◆ REQUIRED WORK
Reproduce every record exactly as it appears, but not the pictures.
-- begin --
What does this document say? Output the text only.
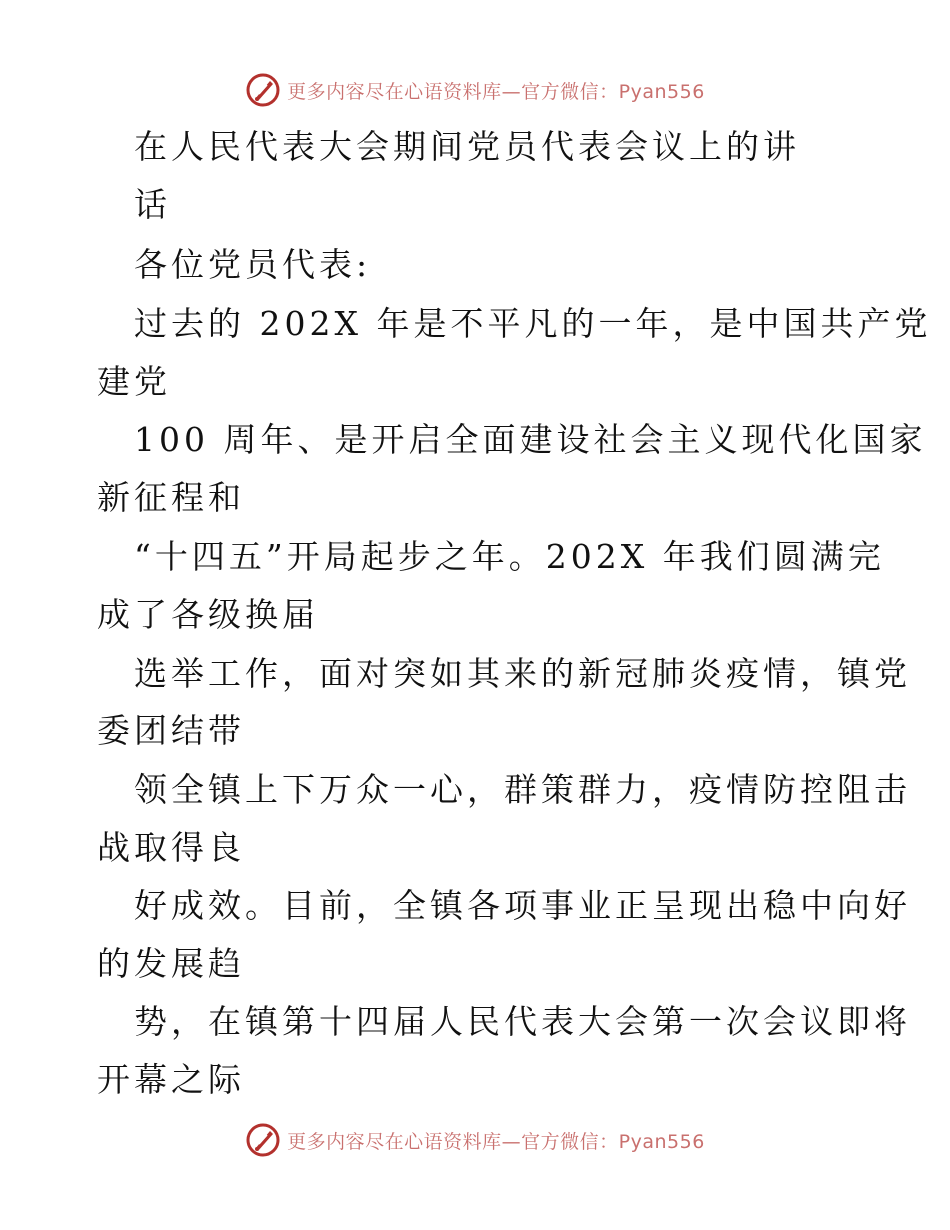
更多内容尽在心语资料库—官方微信：Pyan556
在人民代表大会期间党员代表会议上的讲
话
各位党员代表:
过去的 202X 年是不平凡的一年，是中国共产党
建党
100 周年、是开启全面建设社会主义现代化国家
新征程和
“十四五”开局起步之年。202X 年我们圆满完
成了各级换届
选举工作，面对突如其来的新冠肺炎疫情，镇党
委团结带
领全镇上下万众一心，群策群力，疫情防控阻击
战取得良
好成效。目前，全镇各项事业正呈现出稳中向好
的发展趋
势，在镇第十四届人民代表大会第一次会议即将
开幕之际
更多内容尽在心语资料库—官方微信：Pyan556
-- end --
◆ FULL RESPONSE
What does this document say? Output the text only.
更多内容尽在心语资料库—官方微信：Pyan556
在人民代表大会期间党员代表会议上的讲
话
各位党员代表:
过去的 202X 年是不平凡的一年，是中国共产党
建党
100 周年、是开启全面建设社会主义现代化国家
新征程和
“十四五”开局起步之年。202X 年我们圆满完
成了各级换届
选举工作，面对突如其来的新冠肺炎疫情，镇党
委团结带
领全镇上下万众一心，群策群力，疫情防控阻击
战取得良
好成效。目前，全镇各项事业正呈现出稳中向好
的发展趋
势，在镇第十四届人民代表大会第一次会议即将
开幕之际
更多内容尽在心语资料库—官方微信：Pyan556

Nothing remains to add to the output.